Work to complete → Note how many lines in the entries contain the string "paragraphs", then give that number and nothing else.

Information given →
◆ ◆ ◆ ◆ ◆

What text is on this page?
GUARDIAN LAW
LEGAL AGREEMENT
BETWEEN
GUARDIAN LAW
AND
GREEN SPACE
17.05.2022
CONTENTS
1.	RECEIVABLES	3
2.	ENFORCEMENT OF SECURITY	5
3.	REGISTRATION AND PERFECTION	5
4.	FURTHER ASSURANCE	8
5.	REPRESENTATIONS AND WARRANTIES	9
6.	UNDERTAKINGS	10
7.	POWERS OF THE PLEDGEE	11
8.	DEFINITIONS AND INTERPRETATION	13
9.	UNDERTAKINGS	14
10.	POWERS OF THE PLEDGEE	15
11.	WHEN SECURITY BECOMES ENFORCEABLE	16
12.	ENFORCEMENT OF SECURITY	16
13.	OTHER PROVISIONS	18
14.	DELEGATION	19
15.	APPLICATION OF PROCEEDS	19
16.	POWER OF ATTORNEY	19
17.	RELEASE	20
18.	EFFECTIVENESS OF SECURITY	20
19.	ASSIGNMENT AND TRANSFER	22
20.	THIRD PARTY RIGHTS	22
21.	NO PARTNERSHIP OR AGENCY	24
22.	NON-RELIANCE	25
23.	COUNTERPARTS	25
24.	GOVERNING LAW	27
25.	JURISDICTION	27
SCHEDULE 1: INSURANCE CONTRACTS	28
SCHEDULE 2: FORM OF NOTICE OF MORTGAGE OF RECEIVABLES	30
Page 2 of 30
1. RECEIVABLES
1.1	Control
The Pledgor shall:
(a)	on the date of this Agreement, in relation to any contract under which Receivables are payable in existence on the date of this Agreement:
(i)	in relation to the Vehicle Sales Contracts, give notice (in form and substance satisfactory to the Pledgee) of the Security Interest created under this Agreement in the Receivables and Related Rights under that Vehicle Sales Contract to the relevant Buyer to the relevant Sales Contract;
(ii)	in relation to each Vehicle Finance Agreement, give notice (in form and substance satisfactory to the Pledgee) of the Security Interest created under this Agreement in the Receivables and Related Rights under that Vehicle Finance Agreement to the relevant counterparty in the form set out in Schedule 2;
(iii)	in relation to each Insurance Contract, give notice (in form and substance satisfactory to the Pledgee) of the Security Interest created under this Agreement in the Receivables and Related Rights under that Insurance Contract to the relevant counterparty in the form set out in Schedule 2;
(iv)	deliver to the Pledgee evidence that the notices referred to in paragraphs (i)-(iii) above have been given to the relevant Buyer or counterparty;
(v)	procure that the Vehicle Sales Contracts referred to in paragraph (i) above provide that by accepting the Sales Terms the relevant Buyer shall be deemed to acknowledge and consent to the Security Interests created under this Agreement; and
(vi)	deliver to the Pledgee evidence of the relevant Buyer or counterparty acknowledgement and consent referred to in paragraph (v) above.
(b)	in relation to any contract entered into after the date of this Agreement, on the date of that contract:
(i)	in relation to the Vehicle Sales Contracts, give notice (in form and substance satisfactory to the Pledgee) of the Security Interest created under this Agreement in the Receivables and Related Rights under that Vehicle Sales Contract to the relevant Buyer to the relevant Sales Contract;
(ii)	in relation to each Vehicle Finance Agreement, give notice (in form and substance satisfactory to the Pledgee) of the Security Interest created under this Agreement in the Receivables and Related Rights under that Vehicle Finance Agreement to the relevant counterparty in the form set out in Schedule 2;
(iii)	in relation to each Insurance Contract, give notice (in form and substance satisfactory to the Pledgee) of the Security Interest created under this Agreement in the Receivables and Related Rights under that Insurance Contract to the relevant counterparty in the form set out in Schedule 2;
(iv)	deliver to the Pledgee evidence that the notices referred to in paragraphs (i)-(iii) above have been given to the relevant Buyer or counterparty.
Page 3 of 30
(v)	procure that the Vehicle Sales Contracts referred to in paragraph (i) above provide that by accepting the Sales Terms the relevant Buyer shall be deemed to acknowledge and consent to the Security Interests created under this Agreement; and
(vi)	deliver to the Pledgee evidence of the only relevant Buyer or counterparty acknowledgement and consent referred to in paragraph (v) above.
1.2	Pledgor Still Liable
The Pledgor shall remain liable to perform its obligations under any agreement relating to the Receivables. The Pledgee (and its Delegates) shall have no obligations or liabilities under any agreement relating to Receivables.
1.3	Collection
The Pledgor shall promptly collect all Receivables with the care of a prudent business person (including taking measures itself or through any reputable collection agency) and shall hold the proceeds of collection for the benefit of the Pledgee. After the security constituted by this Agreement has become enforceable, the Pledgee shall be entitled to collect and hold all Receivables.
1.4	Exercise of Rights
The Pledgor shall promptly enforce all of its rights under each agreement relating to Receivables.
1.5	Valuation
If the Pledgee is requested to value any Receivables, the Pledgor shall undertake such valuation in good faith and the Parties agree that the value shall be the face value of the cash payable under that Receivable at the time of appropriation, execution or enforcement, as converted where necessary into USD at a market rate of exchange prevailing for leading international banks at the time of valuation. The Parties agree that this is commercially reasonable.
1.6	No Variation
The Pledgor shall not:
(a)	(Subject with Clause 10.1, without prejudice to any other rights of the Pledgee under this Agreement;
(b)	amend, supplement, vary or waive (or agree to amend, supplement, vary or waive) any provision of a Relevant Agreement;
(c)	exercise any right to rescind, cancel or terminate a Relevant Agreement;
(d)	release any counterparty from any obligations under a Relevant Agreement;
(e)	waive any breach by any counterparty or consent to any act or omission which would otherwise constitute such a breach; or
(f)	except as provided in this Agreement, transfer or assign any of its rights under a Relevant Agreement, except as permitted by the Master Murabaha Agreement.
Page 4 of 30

◆ ◆ ◆ ◆ ◆

Solution for this problem → 2